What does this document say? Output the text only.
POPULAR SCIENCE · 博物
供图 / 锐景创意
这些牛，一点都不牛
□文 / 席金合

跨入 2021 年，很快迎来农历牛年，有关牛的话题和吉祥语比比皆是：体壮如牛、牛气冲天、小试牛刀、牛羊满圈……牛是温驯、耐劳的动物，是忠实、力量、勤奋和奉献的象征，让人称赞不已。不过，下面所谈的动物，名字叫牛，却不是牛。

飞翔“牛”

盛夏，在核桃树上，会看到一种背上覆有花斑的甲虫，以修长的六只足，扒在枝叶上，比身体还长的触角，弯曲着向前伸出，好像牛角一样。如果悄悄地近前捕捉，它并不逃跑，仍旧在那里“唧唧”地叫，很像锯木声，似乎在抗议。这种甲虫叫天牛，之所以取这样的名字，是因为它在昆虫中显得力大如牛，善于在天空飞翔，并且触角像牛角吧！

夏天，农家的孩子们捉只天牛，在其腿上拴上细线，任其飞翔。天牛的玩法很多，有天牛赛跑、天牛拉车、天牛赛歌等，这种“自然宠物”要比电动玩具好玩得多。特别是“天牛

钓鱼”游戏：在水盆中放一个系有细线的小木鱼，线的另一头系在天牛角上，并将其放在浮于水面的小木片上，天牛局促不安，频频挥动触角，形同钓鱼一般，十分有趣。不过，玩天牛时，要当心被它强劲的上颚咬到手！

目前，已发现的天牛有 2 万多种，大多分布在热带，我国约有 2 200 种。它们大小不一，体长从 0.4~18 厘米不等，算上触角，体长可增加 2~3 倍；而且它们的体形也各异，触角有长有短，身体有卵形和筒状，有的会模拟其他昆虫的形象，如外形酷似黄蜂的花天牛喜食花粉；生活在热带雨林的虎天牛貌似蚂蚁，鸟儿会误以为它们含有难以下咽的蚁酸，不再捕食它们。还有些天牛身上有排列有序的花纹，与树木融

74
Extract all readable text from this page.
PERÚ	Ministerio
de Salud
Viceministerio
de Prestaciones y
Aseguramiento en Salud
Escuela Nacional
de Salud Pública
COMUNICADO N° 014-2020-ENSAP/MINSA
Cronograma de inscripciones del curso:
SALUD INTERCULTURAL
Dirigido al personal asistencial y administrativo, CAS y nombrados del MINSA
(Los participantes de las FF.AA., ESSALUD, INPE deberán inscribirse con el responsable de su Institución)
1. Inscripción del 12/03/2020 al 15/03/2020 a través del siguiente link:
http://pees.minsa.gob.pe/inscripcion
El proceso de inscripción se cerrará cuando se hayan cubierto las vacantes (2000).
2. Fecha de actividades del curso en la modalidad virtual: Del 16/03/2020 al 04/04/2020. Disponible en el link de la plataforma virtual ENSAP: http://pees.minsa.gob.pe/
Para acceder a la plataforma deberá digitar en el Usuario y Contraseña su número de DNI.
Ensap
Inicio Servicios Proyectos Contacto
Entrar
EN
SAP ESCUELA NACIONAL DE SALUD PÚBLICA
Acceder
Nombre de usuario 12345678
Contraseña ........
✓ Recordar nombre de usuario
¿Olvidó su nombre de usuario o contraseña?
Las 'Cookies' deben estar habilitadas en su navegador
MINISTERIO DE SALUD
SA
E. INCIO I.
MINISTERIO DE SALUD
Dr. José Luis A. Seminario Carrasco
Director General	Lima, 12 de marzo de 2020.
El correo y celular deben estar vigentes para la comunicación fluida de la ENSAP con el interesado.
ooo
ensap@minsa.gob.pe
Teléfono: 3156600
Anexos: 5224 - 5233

* * * * * * * * *

### Problem statement
Write out all the entries exactly.

### Exercise solution
What does this document say? Output the text only.
POPULAR SCIENCE · 博物
供图 / 锐景创意
这些牛，一点都不牛
□文 / 席金合

跨入 2021 年，很快迎来农历牛年，有关牛的话题和吉祥语比比皆是：体壮如牛、牛气冲天、小试牛刀、牛羊满圈……牛是温驯、耐劳的动物，是忠实、力量、勤奋和奉献的象征，让人称赞不已。不过，下面所谈的动物，名字叫牛，却不是牛。

飞翔“牛”

盛夏，在核桃树上，会看到一种背上覆有花斑的甲虫，以修长的六只足，扒在枝叶上，比身体还长的触角，弯曲着向前伸出，好像牛角一样。如果悄悄地近前捕捉，它并不逃跑，仍旧在那里“唧唧”地叫，很像锯木声，似乎在抗议。这种甲虫叫天牛，之所以取这样的名字，是因为它在昆虫中显得力大如牛，善于在天空飞翔，并且触角像牛角吧！

夏天，农家的孩子们捉只天牛，在其腿上拴上细线，任其飞翔。天牛的玩法很多，有天牛赛跑、天牛拉车、天牛赛歌等，这种“自然宠物”要比电动玩具好玩得多。特别是“天牛

钓鱼”游戏：在水盆中放一个系有细线的小木鱼，线的另一头系在天牛角上，并将其放在浮于水面的小木片上，天牛局促不安，频频挥动触角，形同钓鱼一般，十分有趣。不过，玩天牛时，要当心被它强劲的上颚咬到手！

目前，已发现的天牛有 2 万多种，大多分布在热带，我国约有 2 200 种。它们大小不一，体长从 0.4~18 厘米不等，算上触角，体长可增加 2~3 倍；而且它们的体形也各异，触角有长有短，身体有卵形和筒状，有的会模拟其他昆虫的形象，如外形酷似黄蜂的花天牛喜食花粉；生活在热带雨林的虎天牛貌似蚂蚁，鸟儿会误以为它们含有难以下咽的蚁酸，不再捕食它们。还有些天牛身上有排列有序的花纹，与树木融

74
Extract all readable text from this page.
PERÚ	Ministerio
de Salud
Viceministerio
de Prestaciones y
Aseguramiento en Salud
Escuela Nacional
de Salud Pública
COMUNICADO N° 014-2020-ENSAP/MINSA
Cronograma de inscripciones del curso:
SALUD INTERCULTURAL
Dirigido al personal asistencial y administrativo, CAS y nombrados del MINSA
(Los participantes de las FF.AA., ESSALUD, INPE deberán inscribirse con el responsable de su Institución)
1. Inscripción del 12/03/2020 al 15/03/2020 a través del siguiente link:
http://pees.minsa.gob.pe/inscripcion
El proceso de inscripción se cerrará cuando se hayan cubierto las vacantes (2000).
2. Fecha de actividades del curso en la modalidad virtual: Del 16/03/2020 al 04/04/2020. Disponible en el link de la plataforma virtual ENSAP: http://pees.minsa.gob.pe/
Para acceder a la plataforma deberá digitar en el Usuario y Contraseña su número de DNI.
Ensap
Inicio Servicios Proyectos Contacto
Entrar
EN
SAP ESCUELA NACIONAL DE SALUD PÚBLICA
Acceder
Nombre de usuario 12345678
Contraseña ........
✓ Recordar nombre de usuario
¿Olvidó su nombre de usuario o contraseña?
Las 'Cookies' deben estar habilitadas en su navegador
MINISTERIO DE SALUD
SA
E. INCIO I.
MINISTERIO DE SALUD
Dr. José Luis A. Seminario Carrasco
Director General	Lima, 12 de marzo de 2020.
El correo y celular deben estar vigentes para la comunicación fluida de la ENSAP con el interesado.
ooo
ensap@minsa.gob.pe
Teléfono: 3156600
Anexos: 5224 - 5233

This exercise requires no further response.